Count every line in the following entries where the word "this" appears. Give the count alone.

================

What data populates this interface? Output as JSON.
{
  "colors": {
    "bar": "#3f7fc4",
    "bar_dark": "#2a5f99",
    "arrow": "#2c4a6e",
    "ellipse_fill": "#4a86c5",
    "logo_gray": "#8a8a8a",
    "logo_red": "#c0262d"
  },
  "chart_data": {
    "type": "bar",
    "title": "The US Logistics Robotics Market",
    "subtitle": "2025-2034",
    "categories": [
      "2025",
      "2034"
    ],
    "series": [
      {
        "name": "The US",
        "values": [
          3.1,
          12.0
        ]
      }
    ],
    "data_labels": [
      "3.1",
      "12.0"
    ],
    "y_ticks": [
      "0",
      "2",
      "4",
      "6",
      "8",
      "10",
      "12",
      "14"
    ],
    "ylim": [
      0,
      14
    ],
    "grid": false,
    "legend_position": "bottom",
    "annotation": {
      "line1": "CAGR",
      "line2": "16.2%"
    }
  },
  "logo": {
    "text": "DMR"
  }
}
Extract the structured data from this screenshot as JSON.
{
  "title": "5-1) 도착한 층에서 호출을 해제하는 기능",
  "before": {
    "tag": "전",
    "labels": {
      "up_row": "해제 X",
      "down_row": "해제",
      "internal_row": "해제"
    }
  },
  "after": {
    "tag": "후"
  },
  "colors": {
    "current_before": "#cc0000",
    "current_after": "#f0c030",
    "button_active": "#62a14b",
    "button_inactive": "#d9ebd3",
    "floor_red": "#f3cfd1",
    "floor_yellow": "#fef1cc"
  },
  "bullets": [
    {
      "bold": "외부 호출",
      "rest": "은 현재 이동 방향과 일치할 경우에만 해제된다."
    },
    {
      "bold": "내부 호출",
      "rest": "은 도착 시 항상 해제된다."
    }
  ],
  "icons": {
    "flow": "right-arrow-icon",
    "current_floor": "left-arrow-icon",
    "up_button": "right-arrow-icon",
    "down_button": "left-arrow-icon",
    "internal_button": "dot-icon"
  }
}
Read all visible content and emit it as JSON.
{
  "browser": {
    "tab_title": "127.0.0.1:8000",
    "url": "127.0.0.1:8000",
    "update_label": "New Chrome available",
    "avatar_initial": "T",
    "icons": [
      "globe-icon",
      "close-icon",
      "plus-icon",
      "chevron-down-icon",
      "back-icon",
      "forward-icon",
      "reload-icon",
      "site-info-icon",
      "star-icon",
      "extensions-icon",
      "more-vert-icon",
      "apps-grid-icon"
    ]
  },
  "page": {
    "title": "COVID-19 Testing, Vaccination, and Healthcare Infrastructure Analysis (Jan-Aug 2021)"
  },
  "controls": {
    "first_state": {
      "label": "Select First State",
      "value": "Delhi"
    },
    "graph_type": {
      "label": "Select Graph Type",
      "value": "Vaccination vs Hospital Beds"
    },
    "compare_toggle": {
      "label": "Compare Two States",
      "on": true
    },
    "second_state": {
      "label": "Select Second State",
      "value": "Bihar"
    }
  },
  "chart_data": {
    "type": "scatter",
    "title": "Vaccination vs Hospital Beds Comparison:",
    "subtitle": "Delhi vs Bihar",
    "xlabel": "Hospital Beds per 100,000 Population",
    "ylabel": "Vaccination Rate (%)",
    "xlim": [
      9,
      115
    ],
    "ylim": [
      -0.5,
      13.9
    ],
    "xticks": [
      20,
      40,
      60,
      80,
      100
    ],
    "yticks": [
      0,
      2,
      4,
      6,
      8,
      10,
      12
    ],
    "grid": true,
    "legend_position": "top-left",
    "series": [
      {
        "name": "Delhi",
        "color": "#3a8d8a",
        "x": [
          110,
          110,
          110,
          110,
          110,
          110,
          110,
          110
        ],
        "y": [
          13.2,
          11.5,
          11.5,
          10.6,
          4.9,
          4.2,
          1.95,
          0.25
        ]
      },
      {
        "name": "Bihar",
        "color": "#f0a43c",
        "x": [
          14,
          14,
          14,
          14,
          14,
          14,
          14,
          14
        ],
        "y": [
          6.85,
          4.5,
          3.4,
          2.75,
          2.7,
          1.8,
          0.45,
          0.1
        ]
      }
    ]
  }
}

================

- [Solved problem]
2